* START Records for this exercise *

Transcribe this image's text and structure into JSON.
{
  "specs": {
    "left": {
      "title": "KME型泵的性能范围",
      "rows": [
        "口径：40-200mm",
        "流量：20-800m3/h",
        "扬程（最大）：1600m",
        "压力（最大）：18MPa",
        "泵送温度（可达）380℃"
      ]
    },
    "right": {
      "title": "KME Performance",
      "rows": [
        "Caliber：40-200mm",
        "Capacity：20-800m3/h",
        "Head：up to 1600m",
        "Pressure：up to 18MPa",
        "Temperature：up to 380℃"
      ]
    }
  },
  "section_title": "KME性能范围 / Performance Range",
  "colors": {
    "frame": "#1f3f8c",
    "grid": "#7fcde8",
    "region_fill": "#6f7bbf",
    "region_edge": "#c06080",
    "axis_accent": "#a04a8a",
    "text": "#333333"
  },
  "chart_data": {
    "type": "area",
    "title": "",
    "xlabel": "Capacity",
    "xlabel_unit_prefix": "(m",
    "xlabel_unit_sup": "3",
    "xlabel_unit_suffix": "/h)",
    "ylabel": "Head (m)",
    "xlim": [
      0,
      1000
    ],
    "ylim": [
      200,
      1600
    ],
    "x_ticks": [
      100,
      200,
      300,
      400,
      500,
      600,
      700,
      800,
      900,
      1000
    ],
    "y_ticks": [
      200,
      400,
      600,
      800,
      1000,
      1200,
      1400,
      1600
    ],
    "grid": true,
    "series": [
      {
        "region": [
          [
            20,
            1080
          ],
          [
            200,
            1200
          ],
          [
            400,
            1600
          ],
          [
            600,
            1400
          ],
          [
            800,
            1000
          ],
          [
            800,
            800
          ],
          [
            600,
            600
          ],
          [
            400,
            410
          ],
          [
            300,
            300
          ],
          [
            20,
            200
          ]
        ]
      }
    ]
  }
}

* END Records for this exercise *

Goal
All of the records must be repeated exactly.

Written response
Transcribe this image's text and structure into JSON.
{
  "specs": {
    "left": {
      "title": "KME型泵的性能范围",
      "rows": [
        "口径：40-200mm",
        "流量：20-800m3/h",
        "扬程（最大）：1600m",
        "压力（最大）：18MPa",
        "泵送温度（可达）380℃"
      ]
    },
    "right": {
      "title": "KME Performance",
      "rows": [
        "Caliber：40-200mm",
        "Capacity：20-800m3/h",
        "Head：up to 1600m",
        "Pressure：up to 18MPa",
        "Temperature：up to 380℃"
      ]
    }
  },
  "section_title": "KME性能范围 / Performance Range",
  "colors": {
    "frame": "#1f3f8c",
    "grid": "#7fcde8",
    "region_fill": "#6f7bbf",
    "region_edge": "#c06080",
    "axis_accent": "#a04a8a",
    "text": "#333333"
  },
  "chart_data": {
    "type": "area",
    "title": "",
    "xlabel": "Capacity",
    "xlabel_unit_prefix": "(m",
    "xlabel_unit_sup": "3",
    "xlabel_unit_suffix": "/h)",
    "ylabel": "Head (m)",
    "xlim": [
      0,
      1000
    ],
    "ylim": [
      200,
      1600
    ],
    "x_ticks": [
      100,
      200,
      300,
      400,
      500,
      600,
      700,
      800,
      900,
      1000
    ],
    "y_ticks": [
      200,
      400,
      600,
      800,
      1000,
      1200,
      1400,
      1600
    ],
    "grid": true,
    "series": [
      {
        "region": [
          [
            20,
            1080
          ],
          [
            200,
            1200
          ],
          [
            400,
            1600
          ],
          [
            600,
            1400
          ],
          [
            800,
            1000
          ],
          [
            800,
            800
          ],
          [
            600,
            600
          ],
          [
            400,
            410
          ],
          [
            300,
            300
          ],
          [
            20,
            200
          ]
        ]
      }
    ]
  }
}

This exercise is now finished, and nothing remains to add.